## Data section

--

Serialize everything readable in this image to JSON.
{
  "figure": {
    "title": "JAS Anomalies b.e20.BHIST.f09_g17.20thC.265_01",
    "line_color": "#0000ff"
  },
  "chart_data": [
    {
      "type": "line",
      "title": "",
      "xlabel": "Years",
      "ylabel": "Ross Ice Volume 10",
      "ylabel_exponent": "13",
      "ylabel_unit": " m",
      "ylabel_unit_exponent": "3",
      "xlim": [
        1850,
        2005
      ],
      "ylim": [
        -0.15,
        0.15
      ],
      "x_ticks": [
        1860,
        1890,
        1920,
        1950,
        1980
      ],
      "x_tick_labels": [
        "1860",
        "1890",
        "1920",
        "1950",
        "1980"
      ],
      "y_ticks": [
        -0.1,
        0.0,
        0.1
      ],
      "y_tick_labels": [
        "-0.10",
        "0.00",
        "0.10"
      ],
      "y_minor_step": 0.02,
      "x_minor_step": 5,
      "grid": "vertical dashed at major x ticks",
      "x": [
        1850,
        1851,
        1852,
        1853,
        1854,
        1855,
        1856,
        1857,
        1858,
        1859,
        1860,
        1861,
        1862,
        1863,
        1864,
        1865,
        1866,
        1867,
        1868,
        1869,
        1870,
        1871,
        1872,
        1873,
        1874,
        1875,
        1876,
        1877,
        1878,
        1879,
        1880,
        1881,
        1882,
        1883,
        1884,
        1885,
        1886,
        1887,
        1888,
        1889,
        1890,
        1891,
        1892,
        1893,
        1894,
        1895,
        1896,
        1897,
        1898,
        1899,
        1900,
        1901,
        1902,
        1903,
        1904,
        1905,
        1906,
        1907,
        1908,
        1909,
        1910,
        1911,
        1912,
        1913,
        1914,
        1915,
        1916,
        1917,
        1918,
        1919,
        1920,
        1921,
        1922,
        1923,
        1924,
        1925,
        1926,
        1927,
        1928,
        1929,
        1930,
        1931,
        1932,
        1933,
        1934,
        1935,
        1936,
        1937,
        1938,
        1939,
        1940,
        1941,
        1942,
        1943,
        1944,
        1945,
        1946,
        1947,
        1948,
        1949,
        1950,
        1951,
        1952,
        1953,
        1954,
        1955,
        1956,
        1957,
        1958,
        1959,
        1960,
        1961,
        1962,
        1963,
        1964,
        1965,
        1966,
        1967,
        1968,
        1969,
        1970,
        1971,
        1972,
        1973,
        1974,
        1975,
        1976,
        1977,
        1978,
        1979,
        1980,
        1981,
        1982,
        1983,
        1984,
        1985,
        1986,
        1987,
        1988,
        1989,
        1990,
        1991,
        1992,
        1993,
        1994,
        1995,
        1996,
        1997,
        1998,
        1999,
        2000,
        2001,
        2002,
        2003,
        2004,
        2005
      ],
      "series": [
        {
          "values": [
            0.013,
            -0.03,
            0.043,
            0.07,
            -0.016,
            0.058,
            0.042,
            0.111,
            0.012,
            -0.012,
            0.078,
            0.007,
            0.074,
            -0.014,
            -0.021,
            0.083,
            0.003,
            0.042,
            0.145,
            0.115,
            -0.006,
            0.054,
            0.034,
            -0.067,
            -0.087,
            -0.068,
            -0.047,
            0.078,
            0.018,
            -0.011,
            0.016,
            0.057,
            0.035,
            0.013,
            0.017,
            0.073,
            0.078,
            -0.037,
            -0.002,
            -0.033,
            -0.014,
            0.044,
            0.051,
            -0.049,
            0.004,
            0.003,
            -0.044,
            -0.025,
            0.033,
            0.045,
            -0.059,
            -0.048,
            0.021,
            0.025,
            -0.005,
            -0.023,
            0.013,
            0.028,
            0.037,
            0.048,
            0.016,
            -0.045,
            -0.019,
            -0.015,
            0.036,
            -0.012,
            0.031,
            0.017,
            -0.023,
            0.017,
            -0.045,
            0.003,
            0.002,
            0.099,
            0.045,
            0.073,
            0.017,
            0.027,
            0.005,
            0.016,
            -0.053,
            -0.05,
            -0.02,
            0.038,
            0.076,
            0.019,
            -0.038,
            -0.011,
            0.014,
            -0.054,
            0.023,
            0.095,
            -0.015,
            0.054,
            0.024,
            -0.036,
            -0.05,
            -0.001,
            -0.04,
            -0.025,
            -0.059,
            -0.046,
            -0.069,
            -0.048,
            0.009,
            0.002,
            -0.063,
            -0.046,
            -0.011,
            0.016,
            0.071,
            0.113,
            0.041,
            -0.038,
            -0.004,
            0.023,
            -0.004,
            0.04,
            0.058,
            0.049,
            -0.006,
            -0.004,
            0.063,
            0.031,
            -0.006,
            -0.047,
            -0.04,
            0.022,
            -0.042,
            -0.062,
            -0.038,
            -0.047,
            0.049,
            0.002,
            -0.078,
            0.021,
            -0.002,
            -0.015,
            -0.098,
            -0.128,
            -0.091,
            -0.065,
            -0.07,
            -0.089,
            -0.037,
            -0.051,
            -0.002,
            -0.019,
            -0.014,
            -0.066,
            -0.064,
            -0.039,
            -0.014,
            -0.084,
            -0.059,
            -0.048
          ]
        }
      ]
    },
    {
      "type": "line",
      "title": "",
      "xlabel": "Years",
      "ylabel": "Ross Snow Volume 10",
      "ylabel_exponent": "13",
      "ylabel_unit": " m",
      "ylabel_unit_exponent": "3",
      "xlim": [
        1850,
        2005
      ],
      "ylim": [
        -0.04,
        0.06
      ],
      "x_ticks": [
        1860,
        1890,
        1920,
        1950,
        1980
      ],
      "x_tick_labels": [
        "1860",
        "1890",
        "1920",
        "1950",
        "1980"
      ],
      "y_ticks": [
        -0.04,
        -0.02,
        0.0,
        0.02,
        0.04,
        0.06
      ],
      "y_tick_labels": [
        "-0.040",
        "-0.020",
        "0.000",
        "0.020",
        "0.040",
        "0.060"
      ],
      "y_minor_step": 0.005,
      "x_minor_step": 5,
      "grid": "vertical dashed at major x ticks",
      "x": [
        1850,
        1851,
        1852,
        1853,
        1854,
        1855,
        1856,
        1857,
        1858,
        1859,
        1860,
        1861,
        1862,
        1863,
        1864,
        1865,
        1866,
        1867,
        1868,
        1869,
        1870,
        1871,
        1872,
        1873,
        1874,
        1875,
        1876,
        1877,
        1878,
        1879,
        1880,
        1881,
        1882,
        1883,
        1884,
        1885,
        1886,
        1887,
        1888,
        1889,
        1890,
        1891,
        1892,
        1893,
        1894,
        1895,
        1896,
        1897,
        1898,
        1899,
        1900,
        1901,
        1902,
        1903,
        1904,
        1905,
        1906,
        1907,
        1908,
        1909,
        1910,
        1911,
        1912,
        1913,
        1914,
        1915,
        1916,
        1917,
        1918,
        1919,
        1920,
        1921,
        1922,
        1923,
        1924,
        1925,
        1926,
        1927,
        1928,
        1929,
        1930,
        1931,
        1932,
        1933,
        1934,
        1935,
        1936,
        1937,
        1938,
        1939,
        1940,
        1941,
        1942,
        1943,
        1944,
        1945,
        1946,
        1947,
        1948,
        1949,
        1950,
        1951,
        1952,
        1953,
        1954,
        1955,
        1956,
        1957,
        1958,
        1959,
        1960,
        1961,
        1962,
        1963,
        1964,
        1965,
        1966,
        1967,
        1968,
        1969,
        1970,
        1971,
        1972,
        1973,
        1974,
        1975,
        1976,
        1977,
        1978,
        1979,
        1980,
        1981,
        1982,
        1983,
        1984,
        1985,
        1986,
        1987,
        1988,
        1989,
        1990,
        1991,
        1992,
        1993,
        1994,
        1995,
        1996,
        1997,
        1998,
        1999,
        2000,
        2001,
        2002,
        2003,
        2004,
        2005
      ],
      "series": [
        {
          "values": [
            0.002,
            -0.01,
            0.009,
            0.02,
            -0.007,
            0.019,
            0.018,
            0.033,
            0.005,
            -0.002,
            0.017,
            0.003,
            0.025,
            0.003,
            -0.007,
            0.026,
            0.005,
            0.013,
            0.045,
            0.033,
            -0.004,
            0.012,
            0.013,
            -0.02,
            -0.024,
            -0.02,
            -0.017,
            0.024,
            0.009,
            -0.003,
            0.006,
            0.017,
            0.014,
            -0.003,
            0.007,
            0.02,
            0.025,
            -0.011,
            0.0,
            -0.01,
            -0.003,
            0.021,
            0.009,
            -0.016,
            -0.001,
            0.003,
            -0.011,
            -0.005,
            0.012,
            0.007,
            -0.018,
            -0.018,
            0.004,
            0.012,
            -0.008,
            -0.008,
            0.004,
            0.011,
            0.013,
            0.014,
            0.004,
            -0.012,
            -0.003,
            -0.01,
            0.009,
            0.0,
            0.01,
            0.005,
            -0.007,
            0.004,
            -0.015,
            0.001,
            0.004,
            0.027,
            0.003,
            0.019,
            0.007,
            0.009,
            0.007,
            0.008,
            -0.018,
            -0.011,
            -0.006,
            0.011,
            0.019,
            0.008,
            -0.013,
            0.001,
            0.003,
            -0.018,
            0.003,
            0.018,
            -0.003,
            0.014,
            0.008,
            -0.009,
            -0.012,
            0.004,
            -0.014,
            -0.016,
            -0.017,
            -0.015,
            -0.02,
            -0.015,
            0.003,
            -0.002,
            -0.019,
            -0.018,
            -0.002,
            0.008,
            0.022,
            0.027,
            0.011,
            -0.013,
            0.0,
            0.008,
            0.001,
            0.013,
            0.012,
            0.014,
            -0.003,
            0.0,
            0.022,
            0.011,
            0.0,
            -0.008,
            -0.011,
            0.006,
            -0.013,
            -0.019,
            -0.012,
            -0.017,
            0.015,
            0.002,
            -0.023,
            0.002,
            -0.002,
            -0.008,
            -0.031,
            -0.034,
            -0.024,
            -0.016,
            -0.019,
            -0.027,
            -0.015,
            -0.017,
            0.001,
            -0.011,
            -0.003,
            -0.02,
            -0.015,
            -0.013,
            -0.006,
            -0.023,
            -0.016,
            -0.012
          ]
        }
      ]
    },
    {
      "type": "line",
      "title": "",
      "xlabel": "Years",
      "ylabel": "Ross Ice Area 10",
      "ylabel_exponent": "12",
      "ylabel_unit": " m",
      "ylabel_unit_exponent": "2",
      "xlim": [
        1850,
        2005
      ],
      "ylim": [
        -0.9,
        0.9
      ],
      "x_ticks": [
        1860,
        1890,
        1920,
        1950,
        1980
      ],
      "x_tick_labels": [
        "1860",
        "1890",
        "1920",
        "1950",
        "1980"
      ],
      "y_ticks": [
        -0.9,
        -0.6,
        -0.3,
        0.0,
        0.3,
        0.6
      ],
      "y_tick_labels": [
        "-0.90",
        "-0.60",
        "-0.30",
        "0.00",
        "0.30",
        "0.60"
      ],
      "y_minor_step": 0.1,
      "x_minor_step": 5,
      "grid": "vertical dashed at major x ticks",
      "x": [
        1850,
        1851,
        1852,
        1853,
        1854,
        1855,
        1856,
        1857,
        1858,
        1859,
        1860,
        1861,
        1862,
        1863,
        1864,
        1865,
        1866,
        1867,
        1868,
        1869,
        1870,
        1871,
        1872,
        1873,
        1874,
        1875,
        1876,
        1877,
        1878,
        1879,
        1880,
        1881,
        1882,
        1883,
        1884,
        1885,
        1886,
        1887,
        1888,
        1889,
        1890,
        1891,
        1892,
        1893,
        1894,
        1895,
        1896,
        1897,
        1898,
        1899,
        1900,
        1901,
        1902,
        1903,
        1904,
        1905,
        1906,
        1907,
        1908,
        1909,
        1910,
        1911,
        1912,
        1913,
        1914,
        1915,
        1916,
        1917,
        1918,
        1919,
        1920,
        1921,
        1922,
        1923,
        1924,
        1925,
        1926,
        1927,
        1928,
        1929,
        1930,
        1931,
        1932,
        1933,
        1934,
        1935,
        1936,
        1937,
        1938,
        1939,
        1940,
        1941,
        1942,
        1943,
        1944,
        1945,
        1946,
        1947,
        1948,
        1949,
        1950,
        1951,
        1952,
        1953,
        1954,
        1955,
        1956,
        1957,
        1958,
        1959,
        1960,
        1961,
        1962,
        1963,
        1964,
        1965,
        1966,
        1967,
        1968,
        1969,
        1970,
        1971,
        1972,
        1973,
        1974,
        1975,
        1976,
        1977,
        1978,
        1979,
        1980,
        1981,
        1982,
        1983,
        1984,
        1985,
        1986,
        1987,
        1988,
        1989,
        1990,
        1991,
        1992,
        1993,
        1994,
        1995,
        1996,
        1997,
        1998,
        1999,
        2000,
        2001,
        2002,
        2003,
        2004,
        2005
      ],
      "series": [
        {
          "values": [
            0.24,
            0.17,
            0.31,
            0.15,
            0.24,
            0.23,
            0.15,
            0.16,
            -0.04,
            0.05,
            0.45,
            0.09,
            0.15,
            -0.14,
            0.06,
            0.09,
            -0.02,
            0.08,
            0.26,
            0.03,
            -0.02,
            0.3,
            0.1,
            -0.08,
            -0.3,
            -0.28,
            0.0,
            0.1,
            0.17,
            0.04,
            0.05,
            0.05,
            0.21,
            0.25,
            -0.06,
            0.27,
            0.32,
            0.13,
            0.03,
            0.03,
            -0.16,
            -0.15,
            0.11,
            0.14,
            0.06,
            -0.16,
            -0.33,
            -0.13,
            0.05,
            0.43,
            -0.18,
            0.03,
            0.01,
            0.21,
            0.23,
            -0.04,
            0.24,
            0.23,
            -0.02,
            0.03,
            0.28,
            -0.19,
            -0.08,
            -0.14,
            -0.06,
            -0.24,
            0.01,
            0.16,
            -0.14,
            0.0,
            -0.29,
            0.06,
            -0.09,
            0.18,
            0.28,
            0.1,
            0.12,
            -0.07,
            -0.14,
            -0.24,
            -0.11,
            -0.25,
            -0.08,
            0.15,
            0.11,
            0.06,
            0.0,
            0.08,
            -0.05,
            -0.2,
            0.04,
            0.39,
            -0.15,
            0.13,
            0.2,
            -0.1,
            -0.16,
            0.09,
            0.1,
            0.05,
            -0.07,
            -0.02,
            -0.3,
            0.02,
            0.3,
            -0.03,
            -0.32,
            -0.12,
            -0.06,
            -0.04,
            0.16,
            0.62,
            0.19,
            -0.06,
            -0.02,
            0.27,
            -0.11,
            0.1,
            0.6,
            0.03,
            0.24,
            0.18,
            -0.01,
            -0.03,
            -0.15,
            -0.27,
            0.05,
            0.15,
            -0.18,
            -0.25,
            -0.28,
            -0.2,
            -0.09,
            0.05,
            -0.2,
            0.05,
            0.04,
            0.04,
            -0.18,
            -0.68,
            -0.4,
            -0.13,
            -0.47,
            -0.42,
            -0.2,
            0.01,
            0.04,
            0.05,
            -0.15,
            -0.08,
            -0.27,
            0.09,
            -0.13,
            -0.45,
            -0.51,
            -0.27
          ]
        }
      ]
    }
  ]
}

--

## Task statement
Extract every line that has the string "Ross" in it.

## Response
      "ylabel": "Ross Ice Volume 10",
      "ylabel": "Ross Snow Volume 10",
      "ylabel": "Ross Ice Area 10",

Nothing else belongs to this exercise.